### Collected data
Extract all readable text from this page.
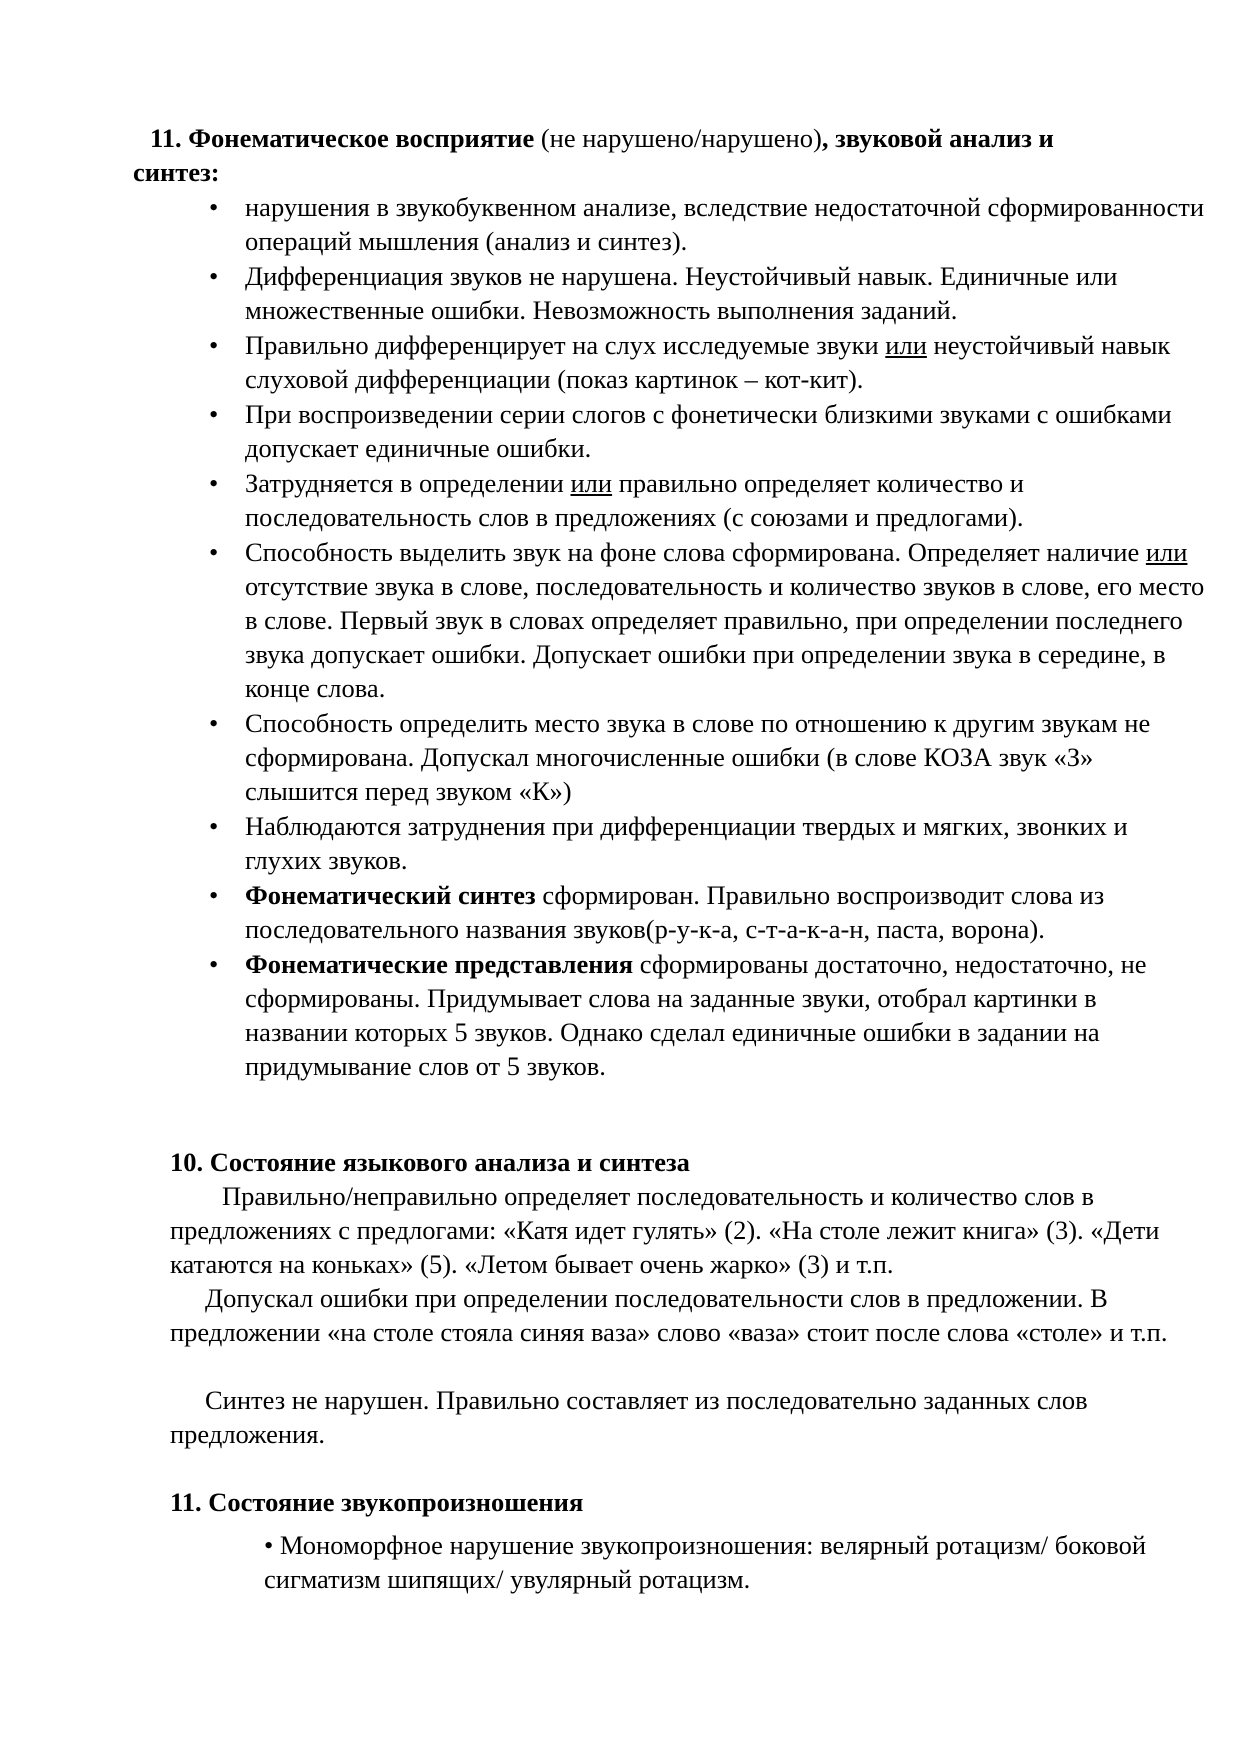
11. Фонематическое восприятие (не нарушено/нарушено), звуковой анализ и

синтез:

• нарушения в звукобуквенном анализе, вследствие недостаточной сформированности операций мышления (анализ и синтез).
• Дифференциация звуков не нарушена. Неустойчивый навык. Единичные или множественные ошибки. Невозможность выполнения заданий.
• Правильно дифференцирует на слух исследуемые звуки или неустойчивый навык слуховой дифференциации (показ картинок – кот-кит).
• При воспроизведении серии слогов с фонетически близкими звуками с ошибками допускает единичные ошибки.
• Затрудняется в определении или правильно определяет количество и последовательность слов в предложениях (с союзами и предлогами).
• Способность выделить звук на фоне слова сформирована. Определяет наличие или отсутствие звука в слове, последовательность и количество звуков в слове, его место в слове. Первый звук в словах определяет правильно, при определении последнего звука допускает ошибки. Допускает ошибки при определении звука в середине, в конце слова.
• Способность определить место звука в слове по отношению к другим звукам не сформирована. Допускал многочисленные ошибки (в слове КОЗА звук «З» слышится перед звуком «К»)
• Наблюдаются затруднения при дифференциации твердых и мягких, звонких и глухих звуков.
• Фонематический синтез сформирован. Правильно воспроизводит слова из последовательного названия звуков(р-у-к-а, с-т-а-к-а-н, паста, ворона).
• Фонематические представления сформированы достаточно, недостаточно, не сформированы. Придумывает слова на заданные звуки, отобрал картинки в названии которых 5 звуков. Однако сделал единичные ошибки в задании на придумывание слов от 5 звуков.

10. Состояние языкового анализа и синтеза

Правильно/неправильно определяет последовательность и количество слов в предложениях с предлогами: «Катя идет гулять» (2). «На столе лежит книга» (3). «Дети катаются на коньках» (5). «Летом бывает очень жарко» (3) и т.п.

Допускал ошибки при определении последовательности слов в предложении. В предложении «на столе стояла синяя ваза» слово «ваза» стоит после слова «столе» и т.п.

Синтез не нарушен. Правильно составляет из последовательно заданных слов предложения.

11. Состояние звукопроизношения

• Мономорфное нарушение звукопроизношения: велярный ротацизм/ боковой сигматизм шипящих/ увулярный ротацизм.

### Given problem
Set down the lines of the records above exactly, apart from the pictures.

### Solution to this task
Extract all readable text from this page.
11. Фонематическое восприятие (не нарушено/нарушено), звуковой анализ и

синтез:

• нарушения в звукобуквенном анализе, вследствие недостаточной сформированности операций мышления (анализ и синтез).
• Дифференциация звуков не нарушена. Неустойчивый навык. Единичные или множественные ошибки. Невозможность выполнения заданий.
• Правильно дифференцирует на слух исследуемые звуки или неустойчивый навык слуховой дифференциации (показ картинок – кот-кит).
• При воспроизведении серии слогов с фонетически близкими звуками с ошибками допускает единичные ошибки.
• Затрудняется в определении или правильно определяет количество и последовательность слов в предложениях (с союзами и предлогами).
• Способность выделить звук на фоне слова сформирована. Определяет наличие или отсутствие звука в слове, последовательность и количество звуков в слове, его место в слове. Первый звук в словах определяет правильно, при определении последнего звука допускает ошибки. Допускает ошибки при определении звука в середине, в конце слова.
• Способность определить место звука в слове по отношению к другим звукам не сформирована. Допускал многочисленные ошибки (в слове КОЗА звук «З» слышится перед звуком «К»)
• Наблюдаются затруднения при дифференциации твердых и мягких, звонких и глухих звуков.
• Фонематический синтез сформирован. Правильно воспроизводит слова из последовательного названия звуков(р-у-к-а, с-т-а-к-а-н, паста, ворона).
• Фонематические представления сформированы достаточно, недостаточно, не сформированы. Придумывает слова на заданные звуки, отобрал картинки в названии которых 5 звуков. Однако сделал единичные ошибки в задании на придумывание слов от 5 звуков.

10. Состояние языкового анализа и синтеза

Правильно/неправильно определяет последовательность и количество слов в предложениях с предлогами: «Катя идет гулять» (2). «На столе лежит книга» (3). «Дети катаются на коньках» (5). «Летом бывает очень жарко» (3) и т.п.

Допускал ошибки при определении последовательности слов в предложении. В предложении «на столе стояла синяя ваза» слово «ваза» стоит после слова «столе» и т.п.

Синтез не нарушен. Правильно составляет из последовательно заданных слов предложения.

11. Состояние звукопроизношения

• Мономорфное нарушение звукопроизношения: велярный ротацизм/ боковой сигматизм шипящих/ увулярный ротацизм.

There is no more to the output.